**Source records:**
..........

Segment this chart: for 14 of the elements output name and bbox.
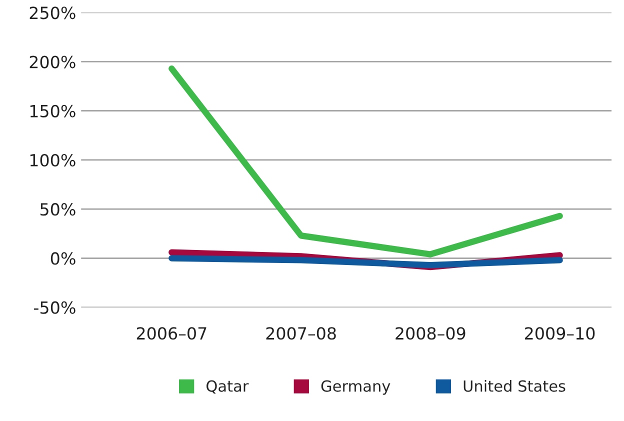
y-tick-label: 0% [50,252,76,265]
legend-label: United States [464,380,566,392]
x-tick-label: 2009–10 [525,327,595,340]
legend-label: Qatar [206,380,249,394]
x-tick-label: 2008–09 [396,327,466,340]
y-tick-label: 200% [30,56,76,68]
legend-label: Germany [321,380,390,395]
y-tick-label: 50% [40,203,76,216]
y-tick-label: 150% [30,104,76,118]
x-tick-label: 2006–07 [136,327,206,340]
y-tick-label: 250% [30,6,76,20]
x-tick-label: 2007–08 [266,327,336,340]
y-tick-label: -50% [34,301,76,314]
y-tick-label: 100% [30,154,76,167]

..........

**Short task:** Print every line of the source records above verbatim, with the pictures omitted.

**Written response:**
Segment this chart: for 14 of the elements output name and bbox.
y-tick-label: 0% [50,252,76,265]
legend-label: United States [464,380,566,392]
x-tick-label: 2009–10 [525,327,595,340]
legend-label: Qatar [206,380,249,394]
x-tick-label: 2008–09 [396,327,466,340]
y-tick-label: 200% [30,56,76,68]
legend-label: Germany [321,380,390,395]
y-tick-label: 50% [40,203,76,216]
y-tick-label: 150% [30,104,76,118]
x-tick-label: 2006–07 [136,327,206,340]
y-tick-label: 250% [30,6,76,20]
x-tick-label: 2007–08 [266,327,336,340]
y-tick-label: -50% [34,301,76,314]
y-tick-label: 100% [30,154,76,167]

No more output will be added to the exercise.